_INSTRUCCIÓN ESCRITA 1_:
Según el fragmento del texto, ¿qué presidente decidió suspender la iniciativa Yasuní-ITT?

_FRAGMENTO DEL TEXTO_:
--------------------
Hoy, como estigma de nuestros ires y venires, el petróleo se instala una
vez más en la palestra de los debates públicos en América Latina: en México,
con la llamada “propuesta de reforma energética” impulsada por el gobierno de
Enrique Peña Nieto; y en Ecuador, con la decisión del presidente Rafael Correa
de suspender la iniciativa Yasuní-ITT, que pretendía dejar
el petróleo en tierra en esa reserva ecológica.
Entre el oro negro y el oro verde: un dilema para el futuro de nuestra América. |
Andrés Mora Ramírez / AUNA-Costa
Rica
La del petróleo en América Latina es una historia de traiciones y
tragedias, interrumpida solo por algunos breves episodios donde el heroísmo
revolucionario y las luchas populares por la autodeterminación y la soberanía
han sabido reclamar su lugar en medio de tantas páginas de despojo, explotación
y guerras fratricidas orquestadas por las compañías transnacionales. Y todo
esto con el telón de fondo de unas oligarquías que, en los países productores,
tradicionalmente se regodearon en el poder, el exotismo saudita y el consumo
suntuario que proveían los petrodólares,
mientras la pobreza y la desigualdad sempiternas agudizaban las contradicciones
sociales.
El oro negro del
(mal)desarrollo capitalista, combustible
de la máquina imperialista en el planeta, entreteje buena parte del devenir político
y económico latinoamericano desde las primeras décadas del siglo XX y hasta el
presente, de la mano de la expansión de los monopolios estadounidenses por el
continente, especialmente la Standard Oil –propiedad del poderoso grupo
Rockefeller- y sus empresas derivadas.
--------------------
_FILAS_:
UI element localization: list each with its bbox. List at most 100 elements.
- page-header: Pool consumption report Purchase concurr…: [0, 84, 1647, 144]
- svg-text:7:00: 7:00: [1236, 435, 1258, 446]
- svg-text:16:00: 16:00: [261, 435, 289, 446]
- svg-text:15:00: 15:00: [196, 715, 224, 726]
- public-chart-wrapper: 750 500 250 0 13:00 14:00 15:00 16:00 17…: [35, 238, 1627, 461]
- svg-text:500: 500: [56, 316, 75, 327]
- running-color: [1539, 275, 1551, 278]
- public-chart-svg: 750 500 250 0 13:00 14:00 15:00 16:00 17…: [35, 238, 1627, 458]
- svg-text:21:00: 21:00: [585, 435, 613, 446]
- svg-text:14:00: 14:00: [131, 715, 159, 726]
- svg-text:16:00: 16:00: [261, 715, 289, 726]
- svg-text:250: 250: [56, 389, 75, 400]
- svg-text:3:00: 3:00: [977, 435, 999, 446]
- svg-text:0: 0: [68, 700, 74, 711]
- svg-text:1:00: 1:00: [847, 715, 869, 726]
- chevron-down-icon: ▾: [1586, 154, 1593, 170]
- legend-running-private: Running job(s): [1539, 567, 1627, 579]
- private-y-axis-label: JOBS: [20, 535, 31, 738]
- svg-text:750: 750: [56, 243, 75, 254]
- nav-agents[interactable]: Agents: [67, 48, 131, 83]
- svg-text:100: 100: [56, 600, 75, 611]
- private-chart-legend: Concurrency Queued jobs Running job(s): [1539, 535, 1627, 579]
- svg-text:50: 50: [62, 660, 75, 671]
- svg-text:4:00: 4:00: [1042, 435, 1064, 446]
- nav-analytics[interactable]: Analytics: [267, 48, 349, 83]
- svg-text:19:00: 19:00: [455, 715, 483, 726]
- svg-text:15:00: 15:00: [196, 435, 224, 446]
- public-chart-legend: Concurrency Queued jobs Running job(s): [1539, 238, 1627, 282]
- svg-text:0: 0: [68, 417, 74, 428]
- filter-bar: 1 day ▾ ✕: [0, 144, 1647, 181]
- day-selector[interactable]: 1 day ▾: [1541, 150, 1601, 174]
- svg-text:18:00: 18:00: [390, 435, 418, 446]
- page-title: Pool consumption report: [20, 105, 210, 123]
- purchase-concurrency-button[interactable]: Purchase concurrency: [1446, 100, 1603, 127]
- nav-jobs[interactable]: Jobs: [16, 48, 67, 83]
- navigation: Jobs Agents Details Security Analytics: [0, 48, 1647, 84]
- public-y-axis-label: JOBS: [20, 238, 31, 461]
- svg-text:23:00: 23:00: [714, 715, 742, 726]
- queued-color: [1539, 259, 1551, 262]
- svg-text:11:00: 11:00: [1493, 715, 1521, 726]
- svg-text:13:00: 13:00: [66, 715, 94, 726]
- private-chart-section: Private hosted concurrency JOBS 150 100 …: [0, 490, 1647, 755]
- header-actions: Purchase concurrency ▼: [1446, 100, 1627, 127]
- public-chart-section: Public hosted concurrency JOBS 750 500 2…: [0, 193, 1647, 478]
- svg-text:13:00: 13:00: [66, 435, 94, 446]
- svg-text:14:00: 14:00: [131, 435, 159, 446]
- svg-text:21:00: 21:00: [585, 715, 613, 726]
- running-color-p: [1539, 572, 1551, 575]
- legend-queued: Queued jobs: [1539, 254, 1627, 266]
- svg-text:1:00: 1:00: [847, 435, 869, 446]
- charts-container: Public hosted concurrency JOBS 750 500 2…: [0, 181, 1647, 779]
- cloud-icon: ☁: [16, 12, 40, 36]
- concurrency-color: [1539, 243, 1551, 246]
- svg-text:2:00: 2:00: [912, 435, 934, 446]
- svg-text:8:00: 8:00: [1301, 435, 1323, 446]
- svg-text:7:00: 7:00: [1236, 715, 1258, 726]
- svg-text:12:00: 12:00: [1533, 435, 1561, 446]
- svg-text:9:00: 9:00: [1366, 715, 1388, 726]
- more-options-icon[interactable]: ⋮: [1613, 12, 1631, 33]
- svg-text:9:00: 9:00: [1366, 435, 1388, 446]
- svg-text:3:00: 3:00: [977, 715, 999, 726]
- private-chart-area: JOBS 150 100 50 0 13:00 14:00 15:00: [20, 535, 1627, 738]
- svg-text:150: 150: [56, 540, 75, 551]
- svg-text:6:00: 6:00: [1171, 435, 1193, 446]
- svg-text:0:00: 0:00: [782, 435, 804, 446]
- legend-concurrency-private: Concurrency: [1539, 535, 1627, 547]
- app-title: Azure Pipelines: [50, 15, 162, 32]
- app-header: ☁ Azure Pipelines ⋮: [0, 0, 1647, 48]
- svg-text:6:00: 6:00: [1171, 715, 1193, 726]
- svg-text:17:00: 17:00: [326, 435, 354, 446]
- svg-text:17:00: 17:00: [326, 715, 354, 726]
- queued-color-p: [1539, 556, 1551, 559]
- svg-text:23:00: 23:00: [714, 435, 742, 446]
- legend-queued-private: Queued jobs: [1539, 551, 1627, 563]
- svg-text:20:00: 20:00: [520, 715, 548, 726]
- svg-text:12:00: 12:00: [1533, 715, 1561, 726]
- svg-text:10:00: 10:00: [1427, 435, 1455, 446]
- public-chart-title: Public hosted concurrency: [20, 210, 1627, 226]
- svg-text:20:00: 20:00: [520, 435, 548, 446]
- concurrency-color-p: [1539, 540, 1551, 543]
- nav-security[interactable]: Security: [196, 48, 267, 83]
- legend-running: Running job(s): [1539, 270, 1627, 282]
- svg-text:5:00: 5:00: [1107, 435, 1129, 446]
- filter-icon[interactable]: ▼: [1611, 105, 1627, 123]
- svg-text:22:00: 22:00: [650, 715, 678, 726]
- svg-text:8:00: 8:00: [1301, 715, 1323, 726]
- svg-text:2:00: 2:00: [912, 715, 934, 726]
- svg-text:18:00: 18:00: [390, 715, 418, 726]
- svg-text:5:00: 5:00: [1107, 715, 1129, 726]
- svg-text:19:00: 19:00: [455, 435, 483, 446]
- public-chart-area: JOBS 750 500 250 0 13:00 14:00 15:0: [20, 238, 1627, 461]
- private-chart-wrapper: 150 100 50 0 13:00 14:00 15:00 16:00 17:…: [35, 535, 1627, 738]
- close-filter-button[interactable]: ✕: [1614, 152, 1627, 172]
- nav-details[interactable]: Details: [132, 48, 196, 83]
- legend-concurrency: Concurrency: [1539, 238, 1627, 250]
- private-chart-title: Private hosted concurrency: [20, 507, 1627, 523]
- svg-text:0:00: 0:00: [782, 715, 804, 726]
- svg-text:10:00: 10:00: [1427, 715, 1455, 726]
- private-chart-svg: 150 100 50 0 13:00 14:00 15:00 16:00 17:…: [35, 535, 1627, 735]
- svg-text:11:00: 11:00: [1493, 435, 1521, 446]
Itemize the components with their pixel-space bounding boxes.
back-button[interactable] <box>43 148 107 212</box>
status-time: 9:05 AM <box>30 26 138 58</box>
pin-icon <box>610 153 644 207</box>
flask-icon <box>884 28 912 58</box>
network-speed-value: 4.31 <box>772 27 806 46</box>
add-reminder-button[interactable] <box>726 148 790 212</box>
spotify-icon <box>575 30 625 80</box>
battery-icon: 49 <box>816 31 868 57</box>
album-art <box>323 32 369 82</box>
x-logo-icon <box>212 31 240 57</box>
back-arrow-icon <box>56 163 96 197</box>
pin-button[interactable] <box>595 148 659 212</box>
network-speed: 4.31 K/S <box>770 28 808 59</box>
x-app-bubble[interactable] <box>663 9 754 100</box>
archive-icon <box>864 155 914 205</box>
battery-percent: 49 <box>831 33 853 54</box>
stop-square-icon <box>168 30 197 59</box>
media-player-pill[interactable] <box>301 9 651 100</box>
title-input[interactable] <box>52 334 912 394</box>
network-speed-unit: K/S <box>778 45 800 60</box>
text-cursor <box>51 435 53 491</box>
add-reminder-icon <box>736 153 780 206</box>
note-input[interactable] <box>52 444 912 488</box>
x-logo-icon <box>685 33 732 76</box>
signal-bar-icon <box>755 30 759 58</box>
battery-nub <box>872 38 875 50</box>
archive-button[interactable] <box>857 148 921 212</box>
--------------------
_INSTRUCCIÓN ESCRITA 2_:
Por favor, sustituye "public-chart-svg" por "public-chart-canvas" en el listado, desde su comienzo hasta la línea que contiene "- svg-text:21:00: 21:00: [585, 435, 613, 446]", ambas incluidas, sin cambiar nada más. Entrega solo esas líneas.

_RESULTADO DEL EJERCICIO 1_:
Rafael Correa, presidente de Ecuador.

_RESULTADO DEL EJERCICIO 2_:
UI element localization: list each with its bbox. List at most 100 elements.
- page-header: Pool consumption report Purchase concurr…: [0, 84, 1647, 144]
- svg-text:7:00: 7:00: [1236, 435, 1258, 446]
- svg-text:16:00: 16:00: [261, 435, 289, 446]
- svg-text:15:00: 15:00: [196, 715, 224, 726]
- public-chart-wrapper: 750 500 250 0 13:00 14:00 15:00 16:00 17…: [35, 238, 1627, 461]
- svg-text:500: 500: [56, 316, 75, 327]
- running-color: [1539, 275, 1551, 278]
- public-chart-canvas: 750 500 250 0 13:00 14:00 15:00 16:00 17…: [35, 238, 1627, 458]
- svg-text:21:00: 21:00: [585, 435, 613, 446]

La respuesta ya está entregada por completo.